> [Set exercise]
All of the material below is to be repeated exactly.

### Dataset content

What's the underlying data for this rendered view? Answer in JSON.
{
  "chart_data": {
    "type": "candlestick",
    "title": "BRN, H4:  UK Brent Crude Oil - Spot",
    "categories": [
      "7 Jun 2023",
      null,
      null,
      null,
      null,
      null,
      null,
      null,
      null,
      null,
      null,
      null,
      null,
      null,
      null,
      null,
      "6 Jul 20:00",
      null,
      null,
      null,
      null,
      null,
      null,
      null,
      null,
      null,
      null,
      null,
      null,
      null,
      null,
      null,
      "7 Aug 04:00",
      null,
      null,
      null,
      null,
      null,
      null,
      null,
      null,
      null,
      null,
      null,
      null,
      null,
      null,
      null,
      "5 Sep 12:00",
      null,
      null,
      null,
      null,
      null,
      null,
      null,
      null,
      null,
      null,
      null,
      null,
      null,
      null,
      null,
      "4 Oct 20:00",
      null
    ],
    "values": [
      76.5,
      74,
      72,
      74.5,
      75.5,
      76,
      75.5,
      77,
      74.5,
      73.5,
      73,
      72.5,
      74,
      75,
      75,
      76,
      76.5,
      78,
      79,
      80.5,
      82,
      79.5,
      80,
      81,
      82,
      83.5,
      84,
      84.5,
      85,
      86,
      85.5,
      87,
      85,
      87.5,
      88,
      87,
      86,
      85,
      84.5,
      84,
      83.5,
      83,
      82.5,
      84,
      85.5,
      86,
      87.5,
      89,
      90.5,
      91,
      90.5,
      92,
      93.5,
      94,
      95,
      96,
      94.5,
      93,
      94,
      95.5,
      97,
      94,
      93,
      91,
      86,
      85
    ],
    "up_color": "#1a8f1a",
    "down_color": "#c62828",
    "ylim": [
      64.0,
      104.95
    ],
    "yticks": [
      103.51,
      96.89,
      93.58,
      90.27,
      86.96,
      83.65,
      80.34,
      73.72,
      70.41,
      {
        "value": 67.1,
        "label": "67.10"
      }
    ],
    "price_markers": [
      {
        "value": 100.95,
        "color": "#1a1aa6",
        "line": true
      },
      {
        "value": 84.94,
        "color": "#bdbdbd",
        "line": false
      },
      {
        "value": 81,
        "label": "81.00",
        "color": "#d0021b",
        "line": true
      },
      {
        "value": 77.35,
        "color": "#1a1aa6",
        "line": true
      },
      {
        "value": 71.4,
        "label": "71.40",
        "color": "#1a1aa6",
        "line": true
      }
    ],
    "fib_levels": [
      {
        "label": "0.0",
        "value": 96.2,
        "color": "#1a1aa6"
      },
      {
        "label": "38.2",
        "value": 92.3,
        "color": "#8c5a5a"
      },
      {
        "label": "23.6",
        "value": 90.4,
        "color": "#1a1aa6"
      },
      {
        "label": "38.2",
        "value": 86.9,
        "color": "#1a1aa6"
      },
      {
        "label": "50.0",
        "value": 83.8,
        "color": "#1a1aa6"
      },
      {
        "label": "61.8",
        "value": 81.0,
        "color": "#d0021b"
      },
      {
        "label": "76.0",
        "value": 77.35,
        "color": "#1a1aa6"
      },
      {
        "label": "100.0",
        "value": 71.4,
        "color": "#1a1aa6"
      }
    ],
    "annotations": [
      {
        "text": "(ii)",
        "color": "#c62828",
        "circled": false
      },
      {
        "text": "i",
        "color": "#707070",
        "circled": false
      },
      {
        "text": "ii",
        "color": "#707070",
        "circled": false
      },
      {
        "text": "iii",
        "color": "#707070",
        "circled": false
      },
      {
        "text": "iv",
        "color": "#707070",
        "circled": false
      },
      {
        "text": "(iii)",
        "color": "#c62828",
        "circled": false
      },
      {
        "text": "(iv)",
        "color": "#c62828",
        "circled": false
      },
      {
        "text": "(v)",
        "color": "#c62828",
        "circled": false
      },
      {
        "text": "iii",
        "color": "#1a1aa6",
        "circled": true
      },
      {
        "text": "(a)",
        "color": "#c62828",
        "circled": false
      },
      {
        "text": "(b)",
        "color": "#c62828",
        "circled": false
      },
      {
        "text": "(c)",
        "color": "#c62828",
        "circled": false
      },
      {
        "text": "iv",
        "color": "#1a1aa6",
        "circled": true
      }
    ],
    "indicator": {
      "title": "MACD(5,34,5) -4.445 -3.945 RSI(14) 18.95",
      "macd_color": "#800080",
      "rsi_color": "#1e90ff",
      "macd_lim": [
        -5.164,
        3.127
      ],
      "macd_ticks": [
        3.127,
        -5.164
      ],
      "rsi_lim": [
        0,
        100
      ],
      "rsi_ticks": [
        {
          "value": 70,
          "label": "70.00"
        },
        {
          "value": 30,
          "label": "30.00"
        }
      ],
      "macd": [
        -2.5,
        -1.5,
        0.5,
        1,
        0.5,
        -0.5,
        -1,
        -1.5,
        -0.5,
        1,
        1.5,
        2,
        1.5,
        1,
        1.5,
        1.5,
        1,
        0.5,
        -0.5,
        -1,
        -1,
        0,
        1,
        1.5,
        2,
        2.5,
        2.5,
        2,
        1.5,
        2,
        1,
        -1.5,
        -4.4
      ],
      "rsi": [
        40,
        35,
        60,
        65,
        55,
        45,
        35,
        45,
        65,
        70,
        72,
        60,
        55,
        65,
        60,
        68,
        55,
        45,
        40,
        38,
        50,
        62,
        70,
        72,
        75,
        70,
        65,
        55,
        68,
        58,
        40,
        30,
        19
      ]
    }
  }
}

######

> [Exercise output]
What's the underlying data for this rendered view? Answer in JSON.
{
  "chart_data": {
    "type": "candlestick",
    "title": "BRN, H4:  UK Brent Crude Oil - Spot",
    "categories": [
      "7 Jun 2023",
      null,
      null,
      null,
      null,
      null,
      null,
      null,
      null,
      null,
      null,
      null,
      null,
      null,
      null,
      null,
      "6 Jul 20:00",
      null,
      null,
      null,
      null,
      null,
      null,
      null,
      null,
      null,
      null,
      null,
      null,
      null,
      null,
      null,
      "7 Aug 04:00",
      null,
      null,
      null,
      null,
      null,
      null,
      null,
      null,
      null,
      null,
      null,
      null,
      null,
      null,
      null,
      "5 Sep 12:00",
      null,
      null,
      null,
      null,
      null,
      null,
      null,
      null,
      null,
      null,
      null,
      null,
      null,
      null,
      null,
      "4 Oct 20:00",
      null
    ],
    "values": [
      76.5,
      74,
      72,
      74.5,
      75.5,
      76,
      75.5,
      77,
      74.5,
      73.5,
      73,
      72.5,
      74,
      75,
      75,
      76,
      76.5,
      78,
      79,
      80.5,
      82,
      79.5,
      80,
      81,
      82,
      83.5,
      84,
      84.5,
      85,
      86,
      85.5,
      87,
      85,
      87.5,
      88,
      87,
      86,
      85,
      84.5,
      84,
      83.5,
      83,
      82.5,
      84,
      85.5,
      86,
      87.5,
      89,
      90.5,
      91,
      90.5,
      92,
      93.5,
      94,
      95,
      96,
      94.5,
      93,
      94,
      95.5,
      97,
      94,
      93,
      91,
      86,
      85
    ],
    "up_color": "#1a8f1a",
    "down_color": "#c62828",
    "ylim": [
      64.0,
      104.95
    ],
    "yticks": [
      103.51,
      96.89,
      93.58,
      90.27,
      86.96,
      83.65,
      80.34,
      73.72,
      70.41,
      {
        "value": 67.1,
        "label": "67.10"
      }
    ],
    "price_markers": [
      {
        "value": 100.95,
        "color": "#1a1aa6",
        "line": true
      },
      {
        "value": 84.94,
        "color": "#bdbdbd",
        "line": false
      },
      {
        "value": 81,
        "label": "81.00",
        "color": "#d0021b",
        "line": true
      },
      {
        "value": 77.35,
        "color": "#1a1aa6",
        "line": true
      },
      {
        "value": 71.4,
        "label": "71.40",
        "color": "#1a1aa6",
        "line": true
      }
    ],
    "fib_levels": [
      {
        "label": "0.0",
        "value": 96.2,
        "color": "#1a1aa6"
      },
      {
        "label": "38.2",
        "value": 92.3,
        "color": "#8c5a5a"
      },
      {
        "label": "23.6",
        "value": 90.4,
        "color": "#1a1aa6"
      },
      {
        "label": "38.2",
        "value": 86.9,
        "color": "#1a1aa6"
      },
      {
        "label": "50.0",
        "value": 83.8,
        "color": "#1a1aa6"
      },
      {
        "label": "61.8",
        "value": 81.0,
        "color": "#d0021b"
      },
      {
        "label": "76.0",
        "value": 77.35,
        "color": "#1a1aa6"
      },
      {
        "label": "100.0",
        "value": 71.4,
        "color": "#1a1aa6"
      }
    ],
    "annotations": [
      {
        "text": "(ii)",
        "color": "#c62828",
        "circled": false
      },
      {
        "text": "i",
        "color": "#707070",
        "circled": false
      },
      {
        "text": "ii",
        "color": "#707070",
        "circled": false
      },
      {
        "text": "iii",
        "color": "#707070",
        "circled": false
      },
      {
        "text": "iv",
        "color": "#707070",
        "circled": false
      },
      {
        "text": "(iii)",
        "color": "#c62828",
        "circled": false
      },
      {
        "text": "(iv)",
        "color": "#c62828",
        "circled": false
      },
      {
        "text": "(v)",
        "color": "#c62828",
        "circled": false
      },
      {
        "text": "iii",
        "color": "#1a1aa6",
        "circled": true
      },
      {
        "text": "(a)",
        "color": "#c62828",
        "circled": false
      },
      {
        "text": "(b)",
        "color": "#c62828",
        "circled": false
      },
      {
        "text": "(c)",
        "color": "#c62828",
        "circled": false
      },
      {
        "text": "iv",
        "color": "#1a1aa6",
        "circled": true
      }
    ],
    "indicator": {
      "title": "MACD(5,34,5) -4.445 -3.945 RSI(14) 18.95",
      "macd_color": "#800080",
      "rsi_color": "#1e90ff",
      "macd_lim": [
        -5.164,
        3.127
      ],
      "macd_ticks": [
        3.127,
        -5.164
      ],
      "rsi_lim": [
        0,
        100
      ],
      "rsi_ticks": [
        {
          "value": 70,
          "label": "70.00"
        },
        {
          "value": 30,
          "label": "30.00"
        }
      ],
      "macd": [
        -2.5,
        -1.5,
        0.5,
        1,
        0.5,
        -0.5,
        -1,
        -1.5,
        -0.5,
        1,
        1.5,
        2,
        1.5,
        1,
        1.5,
        1.5,
        1,
        0.5,
        -0.5,
        -1,
        -1,
        0,
        1,
        1.5,
        2,
        2.5,
        2.5,
        2,
        1.5,
        2,
        1,
        -1.5,
        -4.4
      ],
      "rsi": [
        40,
        35,
        60,
        65,
        55,
        45,
        35,
        45,
        65,
        70,
        72,
        60,
        55,
        65,
        60,
        68,
        55,
        45,
        40,
        38,
        50,
        62,
        70,
        72,
        75,
        70,
        65,
        55,
        68,
        58,
        40,
        30,
        19
      ]
    }
  }
}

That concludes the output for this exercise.